Stored records –
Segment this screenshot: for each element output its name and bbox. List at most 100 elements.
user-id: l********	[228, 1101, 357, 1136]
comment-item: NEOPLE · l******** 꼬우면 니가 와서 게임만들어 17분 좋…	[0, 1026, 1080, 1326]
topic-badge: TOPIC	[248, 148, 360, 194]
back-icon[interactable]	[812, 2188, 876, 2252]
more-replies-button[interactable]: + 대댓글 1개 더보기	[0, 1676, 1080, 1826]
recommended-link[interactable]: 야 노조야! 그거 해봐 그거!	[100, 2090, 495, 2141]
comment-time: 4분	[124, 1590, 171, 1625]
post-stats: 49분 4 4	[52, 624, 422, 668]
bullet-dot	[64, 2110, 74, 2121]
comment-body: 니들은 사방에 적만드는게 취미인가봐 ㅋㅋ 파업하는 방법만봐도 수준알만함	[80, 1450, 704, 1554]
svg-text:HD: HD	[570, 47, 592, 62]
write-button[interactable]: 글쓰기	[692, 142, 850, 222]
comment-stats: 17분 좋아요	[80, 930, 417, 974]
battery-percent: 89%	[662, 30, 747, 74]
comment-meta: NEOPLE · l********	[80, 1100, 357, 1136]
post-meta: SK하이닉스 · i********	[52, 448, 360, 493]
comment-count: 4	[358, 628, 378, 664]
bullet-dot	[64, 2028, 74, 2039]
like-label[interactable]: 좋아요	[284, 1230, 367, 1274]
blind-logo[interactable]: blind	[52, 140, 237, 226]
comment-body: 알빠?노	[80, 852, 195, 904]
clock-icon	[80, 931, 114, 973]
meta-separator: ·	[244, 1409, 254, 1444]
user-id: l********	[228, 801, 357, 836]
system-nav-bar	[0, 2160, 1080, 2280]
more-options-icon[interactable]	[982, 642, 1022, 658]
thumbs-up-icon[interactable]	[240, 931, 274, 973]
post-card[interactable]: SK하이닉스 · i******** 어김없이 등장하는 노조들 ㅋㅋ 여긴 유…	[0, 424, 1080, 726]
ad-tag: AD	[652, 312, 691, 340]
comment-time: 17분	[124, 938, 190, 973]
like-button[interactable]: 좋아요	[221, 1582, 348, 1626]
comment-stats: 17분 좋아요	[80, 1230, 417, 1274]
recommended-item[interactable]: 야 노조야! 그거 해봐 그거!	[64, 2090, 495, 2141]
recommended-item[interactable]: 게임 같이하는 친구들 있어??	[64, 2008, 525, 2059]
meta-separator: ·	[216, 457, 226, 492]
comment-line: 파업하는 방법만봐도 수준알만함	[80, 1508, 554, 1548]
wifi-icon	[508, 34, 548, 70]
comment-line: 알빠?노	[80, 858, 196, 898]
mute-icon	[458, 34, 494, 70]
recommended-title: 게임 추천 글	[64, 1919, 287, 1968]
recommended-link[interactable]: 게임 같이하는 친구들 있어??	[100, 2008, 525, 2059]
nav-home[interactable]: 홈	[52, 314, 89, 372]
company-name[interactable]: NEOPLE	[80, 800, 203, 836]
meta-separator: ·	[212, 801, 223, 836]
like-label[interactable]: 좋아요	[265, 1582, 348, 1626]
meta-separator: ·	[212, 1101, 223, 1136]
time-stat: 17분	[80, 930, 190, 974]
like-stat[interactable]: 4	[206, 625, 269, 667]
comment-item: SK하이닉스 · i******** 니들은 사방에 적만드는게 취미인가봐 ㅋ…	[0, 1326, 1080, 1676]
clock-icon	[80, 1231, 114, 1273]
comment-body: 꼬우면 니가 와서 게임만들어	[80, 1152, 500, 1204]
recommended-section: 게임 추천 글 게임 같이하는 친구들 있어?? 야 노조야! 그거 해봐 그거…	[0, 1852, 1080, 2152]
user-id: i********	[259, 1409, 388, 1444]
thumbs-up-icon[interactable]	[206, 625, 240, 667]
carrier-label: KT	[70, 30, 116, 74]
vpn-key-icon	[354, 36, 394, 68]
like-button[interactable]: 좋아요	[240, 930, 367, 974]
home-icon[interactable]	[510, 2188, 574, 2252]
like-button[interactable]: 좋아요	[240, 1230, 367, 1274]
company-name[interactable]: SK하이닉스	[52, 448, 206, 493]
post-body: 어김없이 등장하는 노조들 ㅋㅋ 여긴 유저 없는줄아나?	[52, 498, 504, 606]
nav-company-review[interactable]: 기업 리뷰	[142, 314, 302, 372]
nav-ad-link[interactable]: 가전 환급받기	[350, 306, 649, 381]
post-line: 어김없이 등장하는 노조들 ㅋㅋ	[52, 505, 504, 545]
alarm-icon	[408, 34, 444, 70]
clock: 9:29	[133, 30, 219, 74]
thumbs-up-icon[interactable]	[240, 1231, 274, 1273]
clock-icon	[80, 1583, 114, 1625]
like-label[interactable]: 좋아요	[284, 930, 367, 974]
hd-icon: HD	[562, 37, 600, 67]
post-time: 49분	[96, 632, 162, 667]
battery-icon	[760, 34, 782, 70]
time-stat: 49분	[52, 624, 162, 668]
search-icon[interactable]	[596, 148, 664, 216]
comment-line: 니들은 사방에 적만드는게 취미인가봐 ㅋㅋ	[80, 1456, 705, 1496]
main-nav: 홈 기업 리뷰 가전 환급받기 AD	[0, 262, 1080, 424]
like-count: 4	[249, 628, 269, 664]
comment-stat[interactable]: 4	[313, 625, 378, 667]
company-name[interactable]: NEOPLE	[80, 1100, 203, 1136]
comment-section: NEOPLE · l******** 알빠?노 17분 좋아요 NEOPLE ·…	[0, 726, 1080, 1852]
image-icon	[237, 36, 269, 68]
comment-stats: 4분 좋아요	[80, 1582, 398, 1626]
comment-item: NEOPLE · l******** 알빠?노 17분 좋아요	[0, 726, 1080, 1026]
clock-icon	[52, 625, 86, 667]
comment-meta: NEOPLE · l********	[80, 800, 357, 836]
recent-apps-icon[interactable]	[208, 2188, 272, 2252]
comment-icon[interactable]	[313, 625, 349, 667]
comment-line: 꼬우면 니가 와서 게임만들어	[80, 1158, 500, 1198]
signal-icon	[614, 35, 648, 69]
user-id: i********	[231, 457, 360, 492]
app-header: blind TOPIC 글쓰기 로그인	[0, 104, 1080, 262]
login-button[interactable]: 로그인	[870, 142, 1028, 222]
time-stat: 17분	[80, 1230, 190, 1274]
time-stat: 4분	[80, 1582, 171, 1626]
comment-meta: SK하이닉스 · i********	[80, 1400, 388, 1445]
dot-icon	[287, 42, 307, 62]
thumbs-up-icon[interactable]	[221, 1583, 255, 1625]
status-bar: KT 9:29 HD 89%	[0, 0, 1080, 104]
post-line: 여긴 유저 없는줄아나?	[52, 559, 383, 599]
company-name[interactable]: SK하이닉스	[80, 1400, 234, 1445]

What the exercise asks – Can you reproduce all of the data above line for line, with nothing changed?

Solution for this task –
Segment this screenshot: for each element output its name and bbox. List at most 100 elements.
user-id: l********	[228, 1101, 357, 1136]
comment-item: NEOPLE · l******** 꼬우면 니가 와서 게임만들어 17분 좋…	[0, 1026, 1080, 1326]
topic-badge: TOPIC	[248, 148, 360, 194]
back-icon[interactable]	[812, 2188, 876, 2252]
more-replies-button[interactable]: + 대댓글 1개 더보기	[0, 1676, 1080, 1826]
recommended-link[interactable]: 야 노조야! 그거 해봐 그거!	[100, 2090, 495, 2141]
comment-time: 4분	[124, 1590, 171, 1625]
post-stats: 49분 4 4	[52, 624, 422, 668]
bullet-dot	[64, 2110, 74, 2121]
comment-body: 니들은 사방에 적만드는게 취미인가봐 ㅋㅋ 파업하는 방법만봐도 수준알만함	[80, 1450, 704, 1554]
svg-text:HD: HD	[570, 47, 592, 62]
write-button[interactable]: 글쓰기	[692, 142, 850, 222]
comment-stats: 17분 좋아요	[80, 930, 417, 974]
battery-percent: 89%	[662, 30, 747, 74]
comment-meta: NEOPLE · l********	[80, 1100, 357, 1136]
post-meta: SK하이닉스 · i********	[52, 448, 360, 493]
comment-count: 4	[358, 628, 378, 664]
bullet-dot	[64, 2028, 74, 2039]
like-label[interactable]: 좋아요	[284, 1230, 367, 1274]
blind-logo[interactable]: blind	[52, 140, 237, 226]
comment-body: 알빠?노	[80, 852, 195, 904]
clock-icon	[80, 931, 114, 973]
meta-separator: ·	[244, 1409, 254, 1444]
user-id: l********	[228, 801, 357, 836]
system-nav-bar	[0, 2160, 1080, 2280]
more-options-icon[interactable]	[982, 642, 1022, 658]
thumbs-up-icon[interactable]	[240, 931, 274, 973]
post-card[interactable]: SK하이닉스 · i******** 어김없이 등장하는 노조들 ㅋㅋ 여긴 유…	[0, 424, 1080, 726]
ad-tag: AD	[652, 312, 691, 340]
comment-time: 17분	[124, 938, 190, 973]
like-button[interactable]: 좋아요	[221, 1582, 348, 1626]
comment-stats: 17분 좋아요	[80, 1230, 417, 1274]
recommended-item[interactable]: 야 노조야! 그거 해봐 그거!	[64, 2090, 495, 2141]
recommended-item[interactable]: 게임 같이하는 친구들 있어??	[64, 2008, 525, 2059]
meta-separator: ·	[216, 457, 226, 492]
comment-line: 파업하는 방법만봐도 수준알만함	[80, 1508, 554, 1548]
wifi-icon	[508, 34, 548, 70]
comment-line: 알빠?노	[80, 858, 196, 898]
mute-icon	[458, 34, 494, 70]
recommended-title: 게임 추천 글	[64, 1919, 287, 1968]
recommended-link[interactable]: 게임 같이하는 친구들 있어??	[100, 2008, 525, 2059]
nav-home[interactable]: 홈	[52, 314, 89, 372]
company-name[interactable]: NEOPLE	[80, 800, 203, 836]
meta-separator: ·	[212, 801, 223, 836]
like-label[interactable]: 좋아요	[265, 1582, 348, 1626]
meta-separator: ·	[212, 1101, 223, 1136]
time-stat: 17분	[80, 930, 190, 974]
like-stat[interactable]: 4	[206, 625, 269, 667]
comment-item: SK하이닉스 · i******** 니들은 사방에 적만드는게 취미인가봐 ㅋ…	[0, 1326, 1080, 1676]
clock-icon	[80, 1231, 114, 1273]
comment-body: 꼬우면 니가 와서 게임만들어	[80, 1152, 500, 1204]
recommended-section: 게임 추천 글 게임 같이하는 친구들 있어?? 야 노조야! 그거 해봐 그거…	[0, 1852, 1080, 2152]
user-id: i********	[259, 1409, 388, 1444]
thumbs-up-icon[interactable]	[206, 625, 240, 667]
carrier-label: KT	[70, 30, 116, 74]
vpn-key-icon	[354, 36, 394, 68]
like-button[interactable]: 좋아요	[240, 930, 367, 974]
home-icon[interactable]	[510, 2188, 574, 2252]
like-button[interactable]: 좋아요	[240, 1230, 367, 1274]
company-name[interactable]: SK하이닉스	[52, 448, 206, 493]
post-body: 어김없이 등장하는 노조들 ㅋㅋ 여긴 유저 없는줄아나?	[52, 498, 504, 606]
nav-company-review[interactable]: 기업 리뷰	[142, 314, 302, 372]
nav-ad-link[interactable]: 가전 환급받기	[350, 306, 649, 381]
post-line: 어김없이 등장하는 노조들 ㅋㅋ	[52, 505, 504, 545]
alarm-icon	[408, 34, 444, 70]
clock: 9:29	[133, 30, 219, 74]
thumbs-up-icon[interactable]	[240, 1231, 274, 1273]
clock-icon	[80, 1583, 114, 1625]
like-label[interactable]: 좋아요	[284, 930, 367, 974]
hd-icon: HD	[562, 37, 600, 67]
post-time: 49분	[96, 632, 162, 667]
battery-icon	[760, 34, 782, 70]
time-stat: 49분	[52, 624, 162, 668]
search-icon[interactable]	[596, 148, 664, 216]
comment-line: 니들은 사방에 적만드는게 취미인가봐 ㅋㅋ	[80, 1456, 705, 1496]
main-nav: 홈 기업 리뷰 가전 환급받기 AD	[0, 262, 1080, 424]
like-count: 4	[249, 628, 269, 664]
comment-stat[interactable]: 4	[313, 625, 378, 667]
company-name[interactable]: NEOPLE	[80, 1100, 203, 1136]
comment-section: NEOPLE · l******** 알빠?노 17분 좋아요 NEOPLE ·…	[0, 726, 1080, 1852]
image-icon	[237, 36, 269, 68]
comment-stats: 4분 좋아요	[80, 1582, 398, 1626]
comment-item: NEOPLE · l******** 알빠?노 17분 좋아요	[0, 726, 1080, 1026]
clock-icon	[52, 625, 86, 667]
comment-meta: NEOPLE · l********	[80, 800, 357, 836]
recent-apps-icon[interactable]	[208, 2188, 272, 2252]
comment-icon[interactable]	[313, 625, 349, 667]
comment-line: 꼬우면 니가 와서 게임만들어	[80, 1158, 500, 1198]
signal-icon	[614, 35, 648, 69]
user-id: i********	[231, 457, 360, 492]
app-header: blind TOPIC 글쓰기 로그인	[0, 104, 1080, 262]
login-button[interactable]: 로그인	[870, 142, 1028, 222]
time-stat: 17분	[80, 1230, 190, 1274]
time-stat: 4분	[80, 1582, 171, 1626]
comment-meta: SK하이닉스 · i********	[80, 1400, 388, 1445]
dot-icon	[287, 42, 307, 62]
thumbs-up-icon[interactable]	[221, 1583, 255, 1625]
status-bar: KT 9:29 HD 89%	[0, 0, 1080, 104]
post-line: 여긴 유저 없는줄아나?	[52, 559, 383, 599]
company-name[interactable]: SK하이닉스	[80, 1400, 234, 1445]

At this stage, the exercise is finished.